● Task objective
In the biographical profile of Nina Mitchell Wells, where did she earn her Juris Doctor?

● Extract provided
32nd Secretary of State of New Jersey
- In office January 17, 2006 – January 19, 2010
- Governor: Jon Corzine
- Preceded by: Regena Thomas
- Succeeded by: Kim Guadagno

Personal details
- Born: September 9, 1950 (age 74) Washington, D.C., U.S.
- Political party: Democratic
- Spouse: Ted Wells ​(m. 1971)​
- Education: Mount St. Joseph University Newton College of the Sacred Heart (BA) Suffolk University (JD)

= Nina Mitchell Wells =

American politician

Nina Mitchell Wells (born September 9, 1950) is an American attorney and politician who served as Secretary of State of New Jersey in the cabinet of Governor Jon Corzine.

== Early life and education ==
Wells was born in Washington, D.C., where she attended Immaculate Conception Academy. Wells began college at Mount St. Joseph University before graduating from Newton College of the Sacred Heart with a B.A. in 1972. Wells then received her Juris Doctor from Suffolk University Law School in Boston, Massachusetts.

● Supplied records
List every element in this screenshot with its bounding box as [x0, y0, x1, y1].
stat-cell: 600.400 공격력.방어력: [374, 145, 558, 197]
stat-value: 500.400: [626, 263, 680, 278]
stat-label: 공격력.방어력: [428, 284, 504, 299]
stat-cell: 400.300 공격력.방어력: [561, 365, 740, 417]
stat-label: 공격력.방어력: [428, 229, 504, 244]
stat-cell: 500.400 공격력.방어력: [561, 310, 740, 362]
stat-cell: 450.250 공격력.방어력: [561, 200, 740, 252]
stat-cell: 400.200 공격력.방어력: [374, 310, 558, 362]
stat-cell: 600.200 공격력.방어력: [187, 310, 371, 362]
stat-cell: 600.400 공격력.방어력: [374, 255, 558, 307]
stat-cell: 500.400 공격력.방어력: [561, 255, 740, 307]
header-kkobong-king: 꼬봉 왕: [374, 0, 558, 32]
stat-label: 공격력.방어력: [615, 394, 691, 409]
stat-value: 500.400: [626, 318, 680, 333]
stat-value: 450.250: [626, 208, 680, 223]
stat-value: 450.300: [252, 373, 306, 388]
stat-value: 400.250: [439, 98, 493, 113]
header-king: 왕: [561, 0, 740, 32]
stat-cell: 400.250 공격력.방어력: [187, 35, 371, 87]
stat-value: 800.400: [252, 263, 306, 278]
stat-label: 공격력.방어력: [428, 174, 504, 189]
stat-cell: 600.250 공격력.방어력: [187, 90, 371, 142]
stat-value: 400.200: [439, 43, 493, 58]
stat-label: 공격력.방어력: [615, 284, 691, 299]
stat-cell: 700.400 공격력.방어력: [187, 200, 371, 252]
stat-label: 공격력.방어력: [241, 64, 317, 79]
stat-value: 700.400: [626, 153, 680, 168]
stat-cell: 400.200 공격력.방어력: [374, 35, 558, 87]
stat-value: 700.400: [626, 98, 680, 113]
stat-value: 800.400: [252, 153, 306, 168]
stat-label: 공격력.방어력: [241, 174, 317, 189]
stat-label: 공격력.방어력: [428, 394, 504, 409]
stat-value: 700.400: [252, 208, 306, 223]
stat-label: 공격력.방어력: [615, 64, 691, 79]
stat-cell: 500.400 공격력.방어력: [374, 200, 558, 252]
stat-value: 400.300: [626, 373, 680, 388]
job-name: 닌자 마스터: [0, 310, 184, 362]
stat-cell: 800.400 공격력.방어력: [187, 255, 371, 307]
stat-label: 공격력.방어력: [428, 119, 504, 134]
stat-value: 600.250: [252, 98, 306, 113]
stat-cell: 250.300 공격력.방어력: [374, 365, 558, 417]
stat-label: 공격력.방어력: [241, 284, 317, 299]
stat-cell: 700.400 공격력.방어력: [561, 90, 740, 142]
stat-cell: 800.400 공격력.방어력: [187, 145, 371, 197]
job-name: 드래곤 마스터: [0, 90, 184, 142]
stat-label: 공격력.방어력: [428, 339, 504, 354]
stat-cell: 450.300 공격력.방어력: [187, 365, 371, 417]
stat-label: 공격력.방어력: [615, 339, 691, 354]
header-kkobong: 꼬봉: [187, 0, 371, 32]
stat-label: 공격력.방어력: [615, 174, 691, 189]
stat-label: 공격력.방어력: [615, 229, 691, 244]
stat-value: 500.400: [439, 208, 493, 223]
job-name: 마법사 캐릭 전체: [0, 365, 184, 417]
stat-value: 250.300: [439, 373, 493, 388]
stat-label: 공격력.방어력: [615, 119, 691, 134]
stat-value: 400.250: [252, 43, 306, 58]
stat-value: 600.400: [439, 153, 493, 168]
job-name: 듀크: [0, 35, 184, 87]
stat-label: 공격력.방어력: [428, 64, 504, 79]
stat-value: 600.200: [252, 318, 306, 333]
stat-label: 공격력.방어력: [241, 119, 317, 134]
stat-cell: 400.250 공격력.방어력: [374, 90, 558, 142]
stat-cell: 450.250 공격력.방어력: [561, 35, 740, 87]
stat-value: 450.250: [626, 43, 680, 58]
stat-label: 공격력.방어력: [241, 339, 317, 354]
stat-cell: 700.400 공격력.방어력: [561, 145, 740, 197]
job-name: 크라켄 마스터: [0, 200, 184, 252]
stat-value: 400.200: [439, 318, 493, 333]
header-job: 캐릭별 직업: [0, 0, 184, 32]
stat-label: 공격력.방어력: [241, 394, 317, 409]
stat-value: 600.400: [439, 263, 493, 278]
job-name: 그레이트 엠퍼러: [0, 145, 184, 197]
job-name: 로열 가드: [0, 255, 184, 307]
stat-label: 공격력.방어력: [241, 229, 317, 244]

● Worked solution
Suffolk University Law School in Boston, Massachusetts.